Directions for this task:
Show, in full, each line of the data that contains "actual".

_ _ _ _ _ _ _

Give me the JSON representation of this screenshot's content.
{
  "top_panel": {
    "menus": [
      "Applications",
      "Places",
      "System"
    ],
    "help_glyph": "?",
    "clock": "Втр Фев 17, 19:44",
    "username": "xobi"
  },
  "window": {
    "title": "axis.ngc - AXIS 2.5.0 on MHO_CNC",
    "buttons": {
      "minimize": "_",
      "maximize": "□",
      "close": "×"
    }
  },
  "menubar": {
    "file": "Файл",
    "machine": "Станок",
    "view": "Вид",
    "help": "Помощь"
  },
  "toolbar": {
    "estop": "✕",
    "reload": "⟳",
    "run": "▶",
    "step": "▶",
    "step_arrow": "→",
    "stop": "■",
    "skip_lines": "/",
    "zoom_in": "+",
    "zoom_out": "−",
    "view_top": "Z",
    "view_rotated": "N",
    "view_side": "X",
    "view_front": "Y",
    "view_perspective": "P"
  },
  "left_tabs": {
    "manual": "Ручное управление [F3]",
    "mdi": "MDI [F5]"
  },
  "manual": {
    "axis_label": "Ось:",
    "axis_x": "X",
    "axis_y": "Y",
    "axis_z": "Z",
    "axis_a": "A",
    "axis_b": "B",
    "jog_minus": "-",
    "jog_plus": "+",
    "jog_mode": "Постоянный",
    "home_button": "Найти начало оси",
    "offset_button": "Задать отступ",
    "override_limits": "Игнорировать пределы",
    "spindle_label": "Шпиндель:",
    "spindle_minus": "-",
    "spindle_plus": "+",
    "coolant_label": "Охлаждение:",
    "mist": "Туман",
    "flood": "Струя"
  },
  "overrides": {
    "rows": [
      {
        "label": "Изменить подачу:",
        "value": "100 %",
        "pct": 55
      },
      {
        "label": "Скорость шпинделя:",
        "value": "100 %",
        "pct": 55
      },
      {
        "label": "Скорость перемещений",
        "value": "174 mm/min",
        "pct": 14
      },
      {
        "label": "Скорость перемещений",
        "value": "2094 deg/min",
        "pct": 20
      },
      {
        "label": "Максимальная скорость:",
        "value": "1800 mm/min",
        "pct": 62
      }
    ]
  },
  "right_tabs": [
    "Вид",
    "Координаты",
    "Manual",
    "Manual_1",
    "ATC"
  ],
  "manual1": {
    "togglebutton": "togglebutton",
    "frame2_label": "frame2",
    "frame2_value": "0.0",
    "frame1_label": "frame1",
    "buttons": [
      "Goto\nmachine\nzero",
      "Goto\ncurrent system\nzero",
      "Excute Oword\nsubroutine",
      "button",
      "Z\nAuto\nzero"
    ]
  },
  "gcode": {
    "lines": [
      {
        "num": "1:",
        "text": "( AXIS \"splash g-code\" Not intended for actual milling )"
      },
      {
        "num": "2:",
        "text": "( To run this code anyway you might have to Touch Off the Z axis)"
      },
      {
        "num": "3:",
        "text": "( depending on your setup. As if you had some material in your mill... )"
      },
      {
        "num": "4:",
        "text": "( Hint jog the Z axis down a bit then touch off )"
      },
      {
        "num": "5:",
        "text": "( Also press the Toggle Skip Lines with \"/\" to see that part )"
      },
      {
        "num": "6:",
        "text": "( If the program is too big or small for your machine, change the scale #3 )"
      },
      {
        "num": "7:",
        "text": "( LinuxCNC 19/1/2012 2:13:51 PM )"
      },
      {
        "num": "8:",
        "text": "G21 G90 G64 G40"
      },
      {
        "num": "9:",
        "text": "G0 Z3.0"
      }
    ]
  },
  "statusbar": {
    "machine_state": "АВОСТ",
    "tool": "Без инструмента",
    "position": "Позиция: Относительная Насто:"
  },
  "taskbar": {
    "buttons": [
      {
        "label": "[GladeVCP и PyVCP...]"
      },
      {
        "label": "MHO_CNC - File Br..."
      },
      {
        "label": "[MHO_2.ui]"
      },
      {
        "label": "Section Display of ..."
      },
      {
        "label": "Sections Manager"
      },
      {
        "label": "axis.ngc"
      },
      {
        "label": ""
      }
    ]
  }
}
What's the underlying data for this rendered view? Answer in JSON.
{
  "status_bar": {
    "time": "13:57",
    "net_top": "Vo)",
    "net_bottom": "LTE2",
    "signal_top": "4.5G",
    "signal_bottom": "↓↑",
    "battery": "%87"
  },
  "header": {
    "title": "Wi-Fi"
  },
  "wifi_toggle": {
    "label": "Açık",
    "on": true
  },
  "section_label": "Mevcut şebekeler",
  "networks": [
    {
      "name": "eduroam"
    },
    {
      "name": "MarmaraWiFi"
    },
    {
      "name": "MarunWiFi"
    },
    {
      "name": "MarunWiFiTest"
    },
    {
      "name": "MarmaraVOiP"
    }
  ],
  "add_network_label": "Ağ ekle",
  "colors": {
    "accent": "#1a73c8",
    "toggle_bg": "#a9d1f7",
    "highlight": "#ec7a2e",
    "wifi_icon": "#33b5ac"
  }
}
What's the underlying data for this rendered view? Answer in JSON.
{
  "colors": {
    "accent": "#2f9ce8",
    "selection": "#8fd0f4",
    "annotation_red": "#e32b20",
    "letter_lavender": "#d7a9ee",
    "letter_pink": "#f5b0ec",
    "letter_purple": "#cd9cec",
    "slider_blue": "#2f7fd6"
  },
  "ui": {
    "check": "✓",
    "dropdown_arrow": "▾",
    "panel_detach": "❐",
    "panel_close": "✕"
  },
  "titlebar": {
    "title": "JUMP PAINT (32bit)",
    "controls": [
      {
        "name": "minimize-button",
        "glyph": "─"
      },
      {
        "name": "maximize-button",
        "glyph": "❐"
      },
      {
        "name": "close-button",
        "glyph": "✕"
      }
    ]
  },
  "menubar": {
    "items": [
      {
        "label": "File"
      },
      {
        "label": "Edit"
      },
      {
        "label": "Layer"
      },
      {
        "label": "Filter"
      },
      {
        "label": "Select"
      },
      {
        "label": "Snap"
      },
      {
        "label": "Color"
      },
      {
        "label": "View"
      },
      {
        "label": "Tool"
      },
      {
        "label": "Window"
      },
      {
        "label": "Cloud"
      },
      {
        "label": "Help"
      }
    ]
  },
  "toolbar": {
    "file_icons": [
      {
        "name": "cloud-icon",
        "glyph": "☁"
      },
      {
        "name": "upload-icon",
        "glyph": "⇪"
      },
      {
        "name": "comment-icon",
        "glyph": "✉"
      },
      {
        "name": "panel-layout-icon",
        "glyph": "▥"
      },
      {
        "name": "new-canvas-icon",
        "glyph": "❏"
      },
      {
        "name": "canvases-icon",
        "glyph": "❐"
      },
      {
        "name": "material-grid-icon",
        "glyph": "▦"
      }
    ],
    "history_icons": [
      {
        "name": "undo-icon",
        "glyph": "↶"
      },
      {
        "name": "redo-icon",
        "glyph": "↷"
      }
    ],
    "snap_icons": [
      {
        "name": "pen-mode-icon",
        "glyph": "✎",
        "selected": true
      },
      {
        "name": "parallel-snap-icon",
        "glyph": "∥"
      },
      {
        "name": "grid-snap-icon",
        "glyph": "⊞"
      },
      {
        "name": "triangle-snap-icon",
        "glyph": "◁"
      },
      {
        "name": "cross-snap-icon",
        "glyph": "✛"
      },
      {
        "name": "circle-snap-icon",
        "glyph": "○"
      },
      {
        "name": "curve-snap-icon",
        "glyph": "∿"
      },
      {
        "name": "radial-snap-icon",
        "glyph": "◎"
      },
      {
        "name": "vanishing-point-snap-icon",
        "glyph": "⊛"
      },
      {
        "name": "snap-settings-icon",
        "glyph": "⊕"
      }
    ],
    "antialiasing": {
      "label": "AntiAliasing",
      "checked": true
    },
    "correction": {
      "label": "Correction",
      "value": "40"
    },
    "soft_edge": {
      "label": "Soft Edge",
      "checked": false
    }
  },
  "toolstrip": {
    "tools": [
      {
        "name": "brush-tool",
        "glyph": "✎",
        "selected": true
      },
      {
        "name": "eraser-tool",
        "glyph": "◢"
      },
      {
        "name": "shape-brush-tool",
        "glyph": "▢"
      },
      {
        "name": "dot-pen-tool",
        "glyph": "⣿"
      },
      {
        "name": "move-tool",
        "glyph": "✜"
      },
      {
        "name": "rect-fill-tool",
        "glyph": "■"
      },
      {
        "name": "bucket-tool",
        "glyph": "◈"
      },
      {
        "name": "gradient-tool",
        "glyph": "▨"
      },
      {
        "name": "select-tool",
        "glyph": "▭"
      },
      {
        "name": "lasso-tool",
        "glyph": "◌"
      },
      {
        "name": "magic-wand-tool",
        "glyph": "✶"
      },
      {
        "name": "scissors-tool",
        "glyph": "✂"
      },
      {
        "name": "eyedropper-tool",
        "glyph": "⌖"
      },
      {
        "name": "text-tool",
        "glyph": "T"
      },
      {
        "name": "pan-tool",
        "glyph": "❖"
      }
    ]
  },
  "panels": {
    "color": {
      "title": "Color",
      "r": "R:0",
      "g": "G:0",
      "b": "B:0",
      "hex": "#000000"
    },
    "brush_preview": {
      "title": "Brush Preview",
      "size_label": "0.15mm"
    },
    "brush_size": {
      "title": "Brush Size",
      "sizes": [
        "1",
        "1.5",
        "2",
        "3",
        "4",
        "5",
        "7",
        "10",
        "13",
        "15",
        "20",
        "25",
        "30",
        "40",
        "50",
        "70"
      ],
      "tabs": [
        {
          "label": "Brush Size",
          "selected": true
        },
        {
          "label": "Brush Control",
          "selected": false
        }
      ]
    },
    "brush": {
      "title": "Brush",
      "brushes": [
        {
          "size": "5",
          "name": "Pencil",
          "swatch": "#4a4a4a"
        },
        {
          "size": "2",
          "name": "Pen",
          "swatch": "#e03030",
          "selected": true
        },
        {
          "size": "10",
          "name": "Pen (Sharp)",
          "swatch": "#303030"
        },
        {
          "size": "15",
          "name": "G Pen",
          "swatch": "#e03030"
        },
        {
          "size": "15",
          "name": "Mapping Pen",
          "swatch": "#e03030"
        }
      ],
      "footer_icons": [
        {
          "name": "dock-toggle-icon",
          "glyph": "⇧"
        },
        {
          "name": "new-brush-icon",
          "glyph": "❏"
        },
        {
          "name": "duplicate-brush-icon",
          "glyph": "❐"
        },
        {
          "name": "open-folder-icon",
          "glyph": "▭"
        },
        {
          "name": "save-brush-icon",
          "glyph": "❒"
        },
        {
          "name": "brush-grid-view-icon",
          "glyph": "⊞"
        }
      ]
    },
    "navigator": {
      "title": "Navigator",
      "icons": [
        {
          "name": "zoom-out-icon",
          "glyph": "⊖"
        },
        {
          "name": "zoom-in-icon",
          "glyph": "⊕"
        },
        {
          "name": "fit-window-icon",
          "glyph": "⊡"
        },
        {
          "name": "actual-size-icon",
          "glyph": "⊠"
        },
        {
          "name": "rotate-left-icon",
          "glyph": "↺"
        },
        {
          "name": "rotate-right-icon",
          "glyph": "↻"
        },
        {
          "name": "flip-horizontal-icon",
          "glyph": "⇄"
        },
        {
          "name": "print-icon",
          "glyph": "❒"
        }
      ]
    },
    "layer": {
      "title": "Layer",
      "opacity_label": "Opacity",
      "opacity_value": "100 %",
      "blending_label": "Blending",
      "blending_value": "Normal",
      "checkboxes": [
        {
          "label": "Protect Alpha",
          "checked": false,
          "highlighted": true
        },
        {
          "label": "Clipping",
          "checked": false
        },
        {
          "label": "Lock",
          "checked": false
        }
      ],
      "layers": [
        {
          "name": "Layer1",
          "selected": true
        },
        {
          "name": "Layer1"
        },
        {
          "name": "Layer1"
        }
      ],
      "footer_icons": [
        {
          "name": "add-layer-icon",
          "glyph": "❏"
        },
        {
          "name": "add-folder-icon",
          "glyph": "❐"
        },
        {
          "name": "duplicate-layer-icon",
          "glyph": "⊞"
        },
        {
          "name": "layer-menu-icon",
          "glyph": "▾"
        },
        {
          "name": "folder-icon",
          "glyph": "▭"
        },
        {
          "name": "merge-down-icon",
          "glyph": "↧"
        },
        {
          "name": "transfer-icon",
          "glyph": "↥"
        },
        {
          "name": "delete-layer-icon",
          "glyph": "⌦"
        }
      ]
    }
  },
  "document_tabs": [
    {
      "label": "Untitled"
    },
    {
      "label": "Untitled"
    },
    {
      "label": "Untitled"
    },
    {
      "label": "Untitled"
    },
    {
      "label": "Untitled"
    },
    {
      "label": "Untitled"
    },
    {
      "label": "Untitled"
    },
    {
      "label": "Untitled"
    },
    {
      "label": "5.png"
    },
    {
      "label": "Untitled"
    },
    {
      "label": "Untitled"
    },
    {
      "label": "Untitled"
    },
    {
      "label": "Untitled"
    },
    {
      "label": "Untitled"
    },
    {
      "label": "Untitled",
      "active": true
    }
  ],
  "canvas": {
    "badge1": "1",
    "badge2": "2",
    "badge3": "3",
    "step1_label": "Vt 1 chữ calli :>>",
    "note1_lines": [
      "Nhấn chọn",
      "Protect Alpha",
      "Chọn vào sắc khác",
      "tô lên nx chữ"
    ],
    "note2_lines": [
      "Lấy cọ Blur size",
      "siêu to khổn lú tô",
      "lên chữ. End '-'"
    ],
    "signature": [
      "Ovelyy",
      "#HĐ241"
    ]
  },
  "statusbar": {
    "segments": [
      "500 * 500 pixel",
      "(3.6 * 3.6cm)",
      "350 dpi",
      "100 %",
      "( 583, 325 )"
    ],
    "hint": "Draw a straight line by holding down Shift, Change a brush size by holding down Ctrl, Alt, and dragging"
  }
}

_ _ _ _ _ _ _

Solution to the exercise:
        "text": "( AXIS \"splash g-code\" Not intended for actual milling )"
          "name": "actual-size-icon",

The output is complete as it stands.